Task statement: Provide an exact reproduction of every entry.

Dataset items
>> begin
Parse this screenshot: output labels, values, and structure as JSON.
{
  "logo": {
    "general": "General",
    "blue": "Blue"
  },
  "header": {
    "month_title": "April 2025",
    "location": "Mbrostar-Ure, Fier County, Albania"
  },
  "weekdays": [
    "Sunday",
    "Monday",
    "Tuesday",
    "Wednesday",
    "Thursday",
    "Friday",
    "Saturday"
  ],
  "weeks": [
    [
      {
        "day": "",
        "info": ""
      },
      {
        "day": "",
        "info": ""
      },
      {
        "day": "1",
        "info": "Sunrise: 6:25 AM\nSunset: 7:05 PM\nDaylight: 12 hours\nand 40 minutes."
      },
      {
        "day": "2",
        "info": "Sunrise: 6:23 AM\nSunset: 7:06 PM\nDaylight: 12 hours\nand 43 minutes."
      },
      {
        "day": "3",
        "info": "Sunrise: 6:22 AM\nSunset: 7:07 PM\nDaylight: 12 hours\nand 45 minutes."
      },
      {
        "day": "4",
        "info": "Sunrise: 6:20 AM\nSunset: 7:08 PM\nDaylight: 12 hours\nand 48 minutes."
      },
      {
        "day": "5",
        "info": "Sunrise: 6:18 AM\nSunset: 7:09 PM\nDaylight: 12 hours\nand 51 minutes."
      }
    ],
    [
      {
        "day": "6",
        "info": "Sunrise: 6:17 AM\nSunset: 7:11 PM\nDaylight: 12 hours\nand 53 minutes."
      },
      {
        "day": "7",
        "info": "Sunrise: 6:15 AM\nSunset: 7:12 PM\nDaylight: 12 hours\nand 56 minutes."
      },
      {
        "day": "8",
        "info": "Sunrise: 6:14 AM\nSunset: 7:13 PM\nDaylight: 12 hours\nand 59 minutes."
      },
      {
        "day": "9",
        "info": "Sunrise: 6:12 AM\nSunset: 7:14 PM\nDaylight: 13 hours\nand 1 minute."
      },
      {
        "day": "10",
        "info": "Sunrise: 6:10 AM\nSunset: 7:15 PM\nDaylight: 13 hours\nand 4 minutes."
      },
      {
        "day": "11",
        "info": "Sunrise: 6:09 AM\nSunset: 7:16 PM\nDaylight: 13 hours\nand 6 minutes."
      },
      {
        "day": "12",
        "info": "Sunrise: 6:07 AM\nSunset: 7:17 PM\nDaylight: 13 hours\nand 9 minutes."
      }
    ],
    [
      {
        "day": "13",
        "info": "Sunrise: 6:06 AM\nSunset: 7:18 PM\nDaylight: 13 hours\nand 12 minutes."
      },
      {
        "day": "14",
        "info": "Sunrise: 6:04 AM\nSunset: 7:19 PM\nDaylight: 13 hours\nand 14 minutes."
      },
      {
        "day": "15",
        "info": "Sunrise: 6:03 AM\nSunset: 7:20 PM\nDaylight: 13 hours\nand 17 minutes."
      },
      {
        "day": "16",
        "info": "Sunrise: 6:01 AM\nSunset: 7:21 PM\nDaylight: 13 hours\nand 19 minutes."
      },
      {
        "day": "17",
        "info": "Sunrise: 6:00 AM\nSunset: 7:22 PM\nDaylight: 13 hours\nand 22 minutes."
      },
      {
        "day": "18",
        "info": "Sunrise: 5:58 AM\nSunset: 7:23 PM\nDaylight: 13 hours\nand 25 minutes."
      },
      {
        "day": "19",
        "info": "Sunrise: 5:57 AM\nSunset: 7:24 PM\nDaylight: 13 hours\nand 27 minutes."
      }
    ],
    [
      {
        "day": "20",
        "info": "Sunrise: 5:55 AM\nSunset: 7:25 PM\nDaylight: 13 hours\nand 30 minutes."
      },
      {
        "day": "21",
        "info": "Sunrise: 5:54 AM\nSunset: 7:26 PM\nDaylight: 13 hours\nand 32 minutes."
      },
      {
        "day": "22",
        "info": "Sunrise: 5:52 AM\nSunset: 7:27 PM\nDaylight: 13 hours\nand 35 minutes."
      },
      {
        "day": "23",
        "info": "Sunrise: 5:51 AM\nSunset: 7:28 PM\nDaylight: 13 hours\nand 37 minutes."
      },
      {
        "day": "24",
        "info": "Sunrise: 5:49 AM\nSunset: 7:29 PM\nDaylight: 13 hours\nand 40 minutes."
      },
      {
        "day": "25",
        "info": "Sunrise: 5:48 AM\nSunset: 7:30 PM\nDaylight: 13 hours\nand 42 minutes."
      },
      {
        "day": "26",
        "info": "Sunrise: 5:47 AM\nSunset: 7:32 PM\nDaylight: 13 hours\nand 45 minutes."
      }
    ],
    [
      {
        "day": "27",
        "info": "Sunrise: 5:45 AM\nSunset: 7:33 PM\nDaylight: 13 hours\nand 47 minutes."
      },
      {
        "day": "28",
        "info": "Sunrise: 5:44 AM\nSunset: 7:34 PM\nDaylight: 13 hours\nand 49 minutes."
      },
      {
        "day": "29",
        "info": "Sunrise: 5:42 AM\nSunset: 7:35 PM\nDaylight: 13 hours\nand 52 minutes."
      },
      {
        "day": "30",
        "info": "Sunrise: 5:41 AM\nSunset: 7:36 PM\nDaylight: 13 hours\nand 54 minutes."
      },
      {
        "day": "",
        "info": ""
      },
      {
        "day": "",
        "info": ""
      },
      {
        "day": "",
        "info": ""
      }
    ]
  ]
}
>> end
Task answer:
Parse this screenshot: output labels, values, and structure as JSON.
{
  "logo": {
    "general": "General",
    "blue": "Blue"
  },
  "header": {
    "month_title": "April 2025",
    "location": "Mbrostar-Ure, Fier County, Albania"
  },
  "weekdays": [
    "Sunday",
    "Monday",
    "Tuesday",
    "Wednesday",
    "Thursday",
    "Friday",
    "Saturday"
  ],
  "weeks": [
    [
      {
        "day": "",
        "info": ""
      },
      {
        "day": "",
        "info": ""
      },
      {
        "day": "1",
        "info": "Sunrise: 6:25 AM\nSunset: 7:05 PM\nDaylight: 12 hours\nand 40 minutes."
      },
      {
        "day": "2",
        "info": "Sunrise: 6:23 AM\nSunset: 7:06 PM\nDaylight: 12 hours\nand 43 minutes."
      },
      {
        "day": "3",
        "info": "Sunrise: 6:22 AM\nSunset: 7:07 PM\nDaylight: 12 hours\nand 45 minutes."
      },
      {
        "day": "4",
        "info": "Sunrise: 6:20 AM\nSunset: 7:08 PM\nDaylight: 12 hours\nand 48 minutes."
      },
      {
        "day": "5",
        "info": "Sunrise: 6:18 AM\nSunset: 7:09 PM\nDaylight: 12 hours\nand 51 minutes."
      }
    ],
    [
      {
        "day": "6",
        "info": "Sunrise: 6:17 AM\nSunset: 7:11 PM\nDaylight: 12 hours\nand 53 minutes."
      },
      {
        "day": "7",
        "info": "Sunrise: 6:15 AM\nSunset: 7:12 PM\nDaylight: 12 hours\nand 56 minutes."
      },
      {
        "day": "8",
        "info": "Sunrise: 6:14 AM\nSunset: 7:13 PM\nDaylight: 12 hours\nand 59 minutes."
      },
      {
        "day": "9",
        "info": "Sunrise: 6:12 AM\nSunset: 7:14 PM\nDaylight: 13 hours\nand 1 minute."
      },
      {
        "day": "10",
        "info": "Sunrise: 6:10 AM\nSunset: 7:15 PM\nDaylight: 13 hours\nand 4 minutes."
      },
      {
        "day": "11",
        "info": "Sunrise: 6:09 AM\nSunset: 7:16 PM\nDaylight: 13 hours\nand 6 minutes."
      },
      {
        "day": "12",
        "info": "Sunrise: 6:07 AM\nSunset: 7:17 PM\nDaylight: 13 hours\nand 9 minutes."
      }
    ],
    [
      {
        "day": "13",
        "info": "Sunrise: 6:06 AM\nSunset: 7:18 PM\nDaylight: 13 hours\nand 12 minutes."
      },
      {
        "day": "14",
        "info": "Sunrise: 6:04 AM\nSunset: 7:19 PM\nDaylight: 13 hours\nand 14 minutes."
      },
      {
        "day": "15",
        "info": "Sunrise: 6:03 AM\nSunset: 7:20 PM\nDaylight: 13 hours\nand 17 minutes."
      },
      {
        "day": "16",
        "info": "Sunrise: 6:01 AM\nSunset: 7:21 PM\nDaylight: 13 hours\nand 19 minutes."
      },
      {
        "day": "17",
        "info": "Sunrise: 6:00 AM\nSunset: 7:22 PM\nDaylight: 13 hours\nand 22 minutes."
      },
      {
        "day": "18",
        "info": "Sunrise: 5:58 AM\nSunset: 7:23 PM\nDaylight: 13 hours\nand 25 minutes."
      },
      {
        "day": "19",
        "info": "Sunrise: 5:57 AM\nSunset: 7:24 PM\nDaylight: 13 hours\nand 27 minutes."
      }
    ],
    [
      {
        "day": "20",
        "info": "Sunrise: 5:55 AM\nSunset: 7:25 PM\nDaylight: 13 hours\nand 30 minutes."
      },
      {
        "day": "21",
        "info": "Sunrise: 5:54 AM\nSunset: 7:26 PM\nDaylight: 13 hours\nand 32 minutes."
      },
      {
        "day": "22",
        "info": "Sunrise: 5:52 AM\nSunset: 7:27 PM\nDaylight: 13 hours\nand 35 minutes."
      },
      {
        "day": "23",
        "info": "Sunrise: 5:51 AM\nSunset: 7:28 PM\nDaylight: 13 hours\nand 37 minutes."
      },
      {
        "day": "24",
        "info": "Sunrise: 5:49 AM\nSunset: 7:29 PM\nDaylight: 13 hours\nand 40 minutes."
      },
      {
        "day": "25",
        "info": "Sunrise: 5:48 AM\nSunset: 7:30 PM\nDaylight: 13 hours\nand 42 minutes."
      },
      {
        "day": "26",
        "info": "Sunrise: 5:47 AM\nSunset: 7:32 PM\nDaylight: 13 hours\nand 45 minutes."
      }
    ],
    [
      {
        "day": "27",
        "info": "Sunrise: 5:45 AM\nSunset: 7:33 PM\nDaylight: 13 hours\nand 47 minutes."
      },
      {
        "day": "28",
        "info": "Sunrise: 5:44 AM\nSunset: 7:34 PM\nDaylight: 13 hours\nand 49 minutes."
      },
      {
        "day": "29",
        "info": "Sunrise: 5:42 AM\nSunset: 7:35 PM\nDaylight: 13 hours\nand 52 minutes."
      },
      {
        "day": "30",
        "info": "Sunrise: 5:41 AM\nSunset: 7:36 PM\nDaylight: 13 hours\nand 54 minutes."
      },
      {
        "day": "",
        "info": ""
      },
      {
        "day": "",
        "info": ""
      },
      {
        "day": "",
        "info": ""
      }
    ]
  ]
}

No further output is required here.